WHAT THE TASK REQUIRES –
In the material below, list every line carrying the string "image".

Saved data entries –
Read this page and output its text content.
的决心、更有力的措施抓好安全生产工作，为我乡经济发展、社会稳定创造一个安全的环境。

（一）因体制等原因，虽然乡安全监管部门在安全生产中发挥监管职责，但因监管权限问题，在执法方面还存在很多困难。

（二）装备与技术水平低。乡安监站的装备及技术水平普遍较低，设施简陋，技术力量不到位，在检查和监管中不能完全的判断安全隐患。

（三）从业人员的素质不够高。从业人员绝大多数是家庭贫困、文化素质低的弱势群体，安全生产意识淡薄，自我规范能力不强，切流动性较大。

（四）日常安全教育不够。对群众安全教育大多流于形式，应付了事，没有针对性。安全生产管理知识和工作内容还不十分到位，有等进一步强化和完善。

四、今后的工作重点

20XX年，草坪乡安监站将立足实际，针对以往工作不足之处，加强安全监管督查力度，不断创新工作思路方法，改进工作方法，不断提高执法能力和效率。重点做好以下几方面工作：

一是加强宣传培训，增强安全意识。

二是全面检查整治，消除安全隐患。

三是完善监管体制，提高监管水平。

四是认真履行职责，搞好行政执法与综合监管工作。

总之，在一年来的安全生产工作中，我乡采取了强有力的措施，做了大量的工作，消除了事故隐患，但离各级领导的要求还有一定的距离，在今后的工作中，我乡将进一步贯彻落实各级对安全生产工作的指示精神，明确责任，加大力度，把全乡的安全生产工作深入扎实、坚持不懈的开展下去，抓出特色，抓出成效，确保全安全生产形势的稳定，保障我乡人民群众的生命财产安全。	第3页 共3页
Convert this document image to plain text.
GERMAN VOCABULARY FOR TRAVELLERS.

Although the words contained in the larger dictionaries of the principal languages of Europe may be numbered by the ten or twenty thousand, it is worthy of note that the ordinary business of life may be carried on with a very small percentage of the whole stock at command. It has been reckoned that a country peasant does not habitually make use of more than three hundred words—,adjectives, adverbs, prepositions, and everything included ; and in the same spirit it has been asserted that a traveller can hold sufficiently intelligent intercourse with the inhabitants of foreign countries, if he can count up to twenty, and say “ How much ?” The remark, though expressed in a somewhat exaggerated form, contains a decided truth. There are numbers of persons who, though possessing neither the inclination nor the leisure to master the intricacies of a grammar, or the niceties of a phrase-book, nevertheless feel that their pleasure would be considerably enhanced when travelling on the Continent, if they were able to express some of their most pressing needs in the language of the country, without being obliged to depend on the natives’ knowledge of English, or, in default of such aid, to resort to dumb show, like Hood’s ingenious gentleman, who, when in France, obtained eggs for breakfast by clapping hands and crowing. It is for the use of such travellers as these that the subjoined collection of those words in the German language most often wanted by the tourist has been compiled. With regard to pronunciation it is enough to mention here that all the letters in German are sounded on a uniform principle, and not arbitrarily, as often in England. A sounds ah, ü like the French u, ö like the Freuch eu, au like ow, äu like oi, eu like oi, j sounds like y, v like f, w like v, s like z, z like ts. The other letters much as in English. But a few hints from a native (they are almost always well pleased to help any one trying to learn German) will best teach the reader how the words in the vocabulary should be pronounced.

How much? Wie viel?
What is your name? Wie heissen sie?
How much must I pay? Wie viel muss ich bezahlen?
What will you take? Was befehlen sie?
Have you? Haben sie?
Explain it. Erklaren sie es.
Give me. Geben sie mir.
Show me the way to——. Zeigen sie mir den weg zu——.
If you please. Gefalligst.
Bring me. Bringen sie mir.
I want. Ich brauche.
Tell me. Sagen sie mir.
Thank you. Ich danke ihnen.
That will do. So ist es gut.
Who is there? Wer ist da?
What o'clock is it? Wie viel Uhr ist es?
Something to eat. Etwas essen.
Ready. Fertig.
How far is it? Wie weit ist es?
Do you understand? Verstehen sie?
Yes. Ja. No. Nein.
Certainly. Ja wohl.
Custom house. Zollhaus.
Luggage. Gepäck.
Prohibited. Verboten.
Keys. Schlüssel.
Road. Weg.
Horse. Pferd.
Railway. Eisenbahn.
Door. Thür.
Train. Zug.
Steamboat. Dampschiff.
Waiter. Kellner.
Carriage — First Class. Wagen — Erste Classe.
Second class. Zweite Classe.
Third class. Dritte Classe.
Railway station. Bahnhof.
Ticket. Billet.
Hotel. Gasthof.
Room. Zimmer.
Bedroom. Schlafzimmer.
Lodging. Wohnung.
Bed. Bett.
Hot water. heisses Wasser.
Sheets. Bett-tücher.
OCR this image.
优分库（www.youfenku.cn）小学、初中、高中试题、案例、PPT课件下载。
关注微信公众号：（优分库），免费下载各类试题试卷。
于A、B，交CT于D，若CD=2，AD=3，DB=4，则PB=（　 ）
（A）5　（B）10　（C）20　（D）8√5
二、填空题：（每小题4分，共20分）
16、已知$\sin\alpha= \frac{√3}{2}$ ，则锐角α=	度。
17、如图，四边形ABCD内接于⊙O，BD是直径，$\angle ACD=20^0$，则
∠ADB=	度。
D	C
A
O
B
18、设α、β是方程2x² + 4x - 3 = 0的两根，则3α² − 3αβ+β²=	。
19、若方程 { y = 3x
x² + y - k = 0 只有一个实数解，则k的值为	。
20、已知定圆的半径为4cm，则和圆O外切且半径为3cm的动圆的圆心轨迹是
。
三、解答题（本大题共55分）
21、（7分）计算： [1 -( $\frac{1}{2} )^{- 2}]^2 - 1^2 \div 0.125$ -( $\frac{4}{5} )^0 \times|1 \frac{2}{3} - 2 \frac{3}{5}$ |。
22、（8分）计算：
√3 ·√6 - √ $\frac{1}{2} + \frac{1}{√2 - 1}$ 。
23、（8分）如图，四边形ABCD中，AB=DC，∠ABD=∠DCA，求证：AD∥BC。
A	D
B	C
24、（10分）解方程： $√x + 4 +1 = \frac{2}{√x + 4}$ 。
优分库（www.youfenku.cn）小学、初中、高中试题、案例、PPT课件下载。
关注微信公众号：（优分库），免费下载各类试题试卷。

RESPONSE TO THE EXERCISE –
Convert this document image to plain text.
OCR this image.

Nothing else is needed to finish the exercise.